[Structured figure records]
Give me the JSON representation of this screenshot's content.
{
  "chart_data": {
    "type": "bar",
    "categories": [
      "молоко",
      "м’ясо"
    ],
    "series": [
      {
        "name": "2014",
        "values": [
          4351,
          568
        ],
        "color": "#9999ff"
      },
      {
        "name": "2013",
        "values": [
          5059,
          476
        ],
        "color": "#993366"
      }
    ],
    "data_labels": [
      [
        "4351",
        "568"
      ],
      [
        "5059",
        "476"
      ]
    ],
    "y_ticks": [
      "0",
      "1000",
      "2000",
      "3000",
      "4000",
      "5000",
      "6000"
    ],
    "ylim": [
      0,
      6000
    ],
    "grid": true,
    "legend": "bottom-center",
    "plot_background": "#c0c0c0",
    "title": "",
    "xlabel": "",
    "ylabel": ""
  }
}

● WHAT THE TASK ASKS
Output every record above exactly as it appears.

● TASK RESPONSE
Give me the JSON representation of this screenshot's content.
{
  "chart_data": {
    "type": "bar",
    "categories": [
      "молоко",
      "м’ясо"
    ],
    "series": [
      {
        "name": "2014",
        "values": [
          4351,
          568
        ],
        "color": "#9999ff"
      },
      {
        "name": "2013",
        "values": [
          5059,
          476
        ],
        "color": "#993366"
      }
    ],
    "data_labels": [
      [
        "4351",
        "568"
      ],
      [
        "5059",
        "476"
      ]
    ],
    "y_ticks": [
      "0",
      "1000",
      "2000",
      "3000",
      "4000",
      "5000",
      "6000"
    ],
    "ylim": [
      0,
      6000
    ],
    "grid": true,
    "legend": "bottom-center",
    "plot_background": "#c0c0c0",
    "title": "",
    "xlabel": "",
    "ylabel": ""
  }
}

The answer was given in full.